Print each of the entries exactly, leaving nothing out.
+++ Data for processing +++
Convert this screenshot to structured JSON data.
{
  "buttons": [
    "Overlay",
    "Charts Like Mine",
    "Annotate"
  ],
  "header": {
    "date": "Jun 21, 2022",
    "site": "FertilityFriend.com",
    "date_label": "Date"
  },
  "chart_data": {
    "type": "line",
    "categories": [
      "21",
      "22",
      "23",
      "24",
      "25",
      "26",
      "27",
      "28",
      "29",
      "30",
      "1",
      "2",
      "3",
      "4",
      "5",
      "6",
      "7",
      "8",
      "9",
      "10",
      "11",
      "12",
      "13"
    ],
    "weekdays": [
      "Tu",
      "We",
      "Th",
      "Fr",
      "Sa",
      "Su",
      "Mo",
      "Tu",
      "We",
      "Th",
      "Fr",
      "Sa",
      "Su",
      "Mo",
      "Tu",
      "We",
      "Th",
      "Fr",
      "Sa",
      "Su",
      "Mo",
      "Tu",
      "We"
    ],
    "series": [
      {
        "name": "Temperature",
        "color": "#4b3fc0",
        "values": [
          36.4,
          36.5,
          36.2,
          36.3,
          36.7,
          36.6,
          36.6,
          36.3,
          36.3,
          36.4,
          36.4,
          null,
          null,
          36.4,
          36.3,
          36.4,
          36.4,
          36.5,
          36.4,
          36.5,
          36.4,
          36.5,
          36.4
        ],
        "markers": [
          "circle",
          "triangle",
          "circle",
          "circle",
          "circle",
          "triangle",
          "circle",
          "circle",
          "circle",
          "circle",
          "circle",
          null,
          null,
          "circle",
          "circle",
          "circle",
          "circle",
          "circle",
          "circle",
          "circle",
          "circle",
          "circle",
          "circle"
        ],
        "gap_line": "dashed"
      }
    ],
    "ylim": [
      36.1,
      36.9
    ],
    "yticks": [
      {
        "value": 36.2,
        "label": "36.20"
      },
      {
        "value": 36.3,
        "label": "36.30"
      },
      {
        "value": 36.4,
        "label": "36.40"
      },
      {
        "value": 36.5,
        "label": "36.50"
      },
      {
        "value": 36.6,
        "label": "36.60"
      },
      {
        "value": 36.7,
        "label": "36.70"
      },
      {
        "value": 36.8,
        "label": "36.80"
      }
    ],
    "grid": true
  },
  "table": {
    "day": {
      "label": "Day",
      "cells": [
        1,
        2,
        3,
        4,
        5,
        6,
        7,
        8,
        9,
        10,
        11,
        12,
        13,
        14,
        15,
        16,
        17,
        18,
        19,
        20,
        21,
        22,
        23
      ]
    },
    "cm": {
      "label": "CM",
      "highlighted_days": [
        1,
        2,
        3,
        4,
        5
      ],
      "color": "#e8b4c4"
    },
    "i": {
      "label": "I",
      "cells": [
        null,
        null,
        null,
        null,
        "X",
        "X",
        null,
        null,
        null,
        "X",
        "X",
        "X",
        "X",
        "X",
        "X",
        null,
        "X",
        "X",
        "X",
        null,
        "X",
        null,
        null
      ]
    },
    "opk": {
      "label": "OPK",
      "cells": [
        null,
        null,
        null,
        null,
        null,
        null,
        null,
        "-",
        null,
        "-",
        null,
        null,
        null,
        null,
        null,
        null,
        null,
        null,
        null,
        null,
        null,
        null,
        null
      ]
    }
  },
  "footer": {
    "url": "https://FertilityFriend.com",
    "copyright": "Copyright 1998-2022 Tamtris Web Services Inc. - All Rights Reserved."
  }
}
+++
_Task response_.
Convert this screenshot to structured JSON data.
{
  "buttons": [
    "Overlay",
    "Charts Like Mine",
    "Annotate"
  ],
  "header": {
    "date": "Jun 21, 2022",
    "site": "FertilityFriend.com",
    "date_label": "Date"
  },
  "chart_data": {
    "type": "line",
    "categories": [
      "21",
      "22",
      "23",
      "24",
      "25",
      "26",
      "27",
      "28",
      "29",
      "30",
      "1",
      "2",
      "3",
      "4",
      "5",
      "6",
      "7",
      "8",
      "9",
      "10",
      "11",
      "12",
      "13"
    ],
    "weekdays": [
      "Tu",
      "We",
      "Th",
      "Fr",
      "Sa",
      "Su",
      "Mo",
      "Tu",
      "We",
      "Th",
      "Fr",
      "Sa",
      "Su",
      "Mo",
      "Tu",
      "We",
      "Th",
      "Fr",
      "Sa",
      "Su",
      "Mo",
      "Tu",
      "We"
    ],
    "series": [
      {
        "name": "Temperature",
        "color": "#4b3fc0",
        "values": [
          36.4,
          36.5,
          36.2,
          36.3,
          36.7,
          36.6,
          36.6,
          36.3,
          36.3,
          36.4,
          36.4,
          null,
          null,
          36.4,
          36.3,
          36.4,
          36.4,
          36.5,
          36.4,
          36.5,
          36.4,
          36.5,
          36.4
        ],
        "markers": [
          "circle",
          "triangle",
          "circle",
          "circle",
          "circle",
          "triangle",
          "circle",
          "circle",
          "circle",
          "circle",
          "circle",
          null,
          null,
          "circle",
          "circle",
          "circle",
          "circle",
          "circle",
          "circle",
          "circle",
          "circle",
          "circle",
          "circle"
        ],
        "gap_line": "dashed"
      }
    ],
    "ylim": [
      36.1,
      36.9
    ],
    "yticks": [
      {
        "value": 36.2,
        "label": "36.20"
      },
      {
        "value": 36.3,
        "label": "36.30"
      },
      {
        "value": 36.4,
        "label": "36.40"
      },
      {
        "value": 36.5,
        "label": "36.50"
      },
      {
        "value": 36.6,
        "label": "36.60"
      },
      {
        "value": 36.7,
        "label": "36.70"
      },
      {
        "value": 36.8,
        "label": "36.80"
      }
    ],
    "grid": true
  },
  "table": {
    "day": {
      "label": "Day",
      "cells": [
        1,
        2,
        3,
        4,
        5,
        6,
        7,
        8,
        9,
        10,
        11,
        12,
        13,
        14,
        15,
        16,
        17,
        18,
        19,
        20,
        21,
        22,
        23
      ]
    },
    "cm": {
      "label": "CM",
      "highlighted_days": [
        1,
        2,
        3,
        4,
        5
      ],
      "color": "#e8b4c4"
    },
    "i": {
      "label": "I",
      "cells": [
        null,
        null,
        null,
        null,
        "X",
        "X",
        null,
        null,
        null,
        "X",
        "X",
        "X",
        "X",
        "X",
        "X",
        null,
        "X",
        "X",
        "X",
        null,
        "X",
        null,
        null
      ]
    },
    "opk": {
      "label": "OPK",
      "cells": [
        null,
        null,
        null,
        null,
        null,
        null,
        null,
        "-",
        null,
        "-",
        null,
        null,
        null,
        null,
        null,
        null,
        null,
        null,
        null,
        null,
        null,
        null,
        null
      ]
    }
  },
  "footer": {
    "url": "https://FertilityFriend.com",
    "copyright": "Copyright 1998-2022 Tamtris Web Services Inc. - All Rights Reserved."
  }
}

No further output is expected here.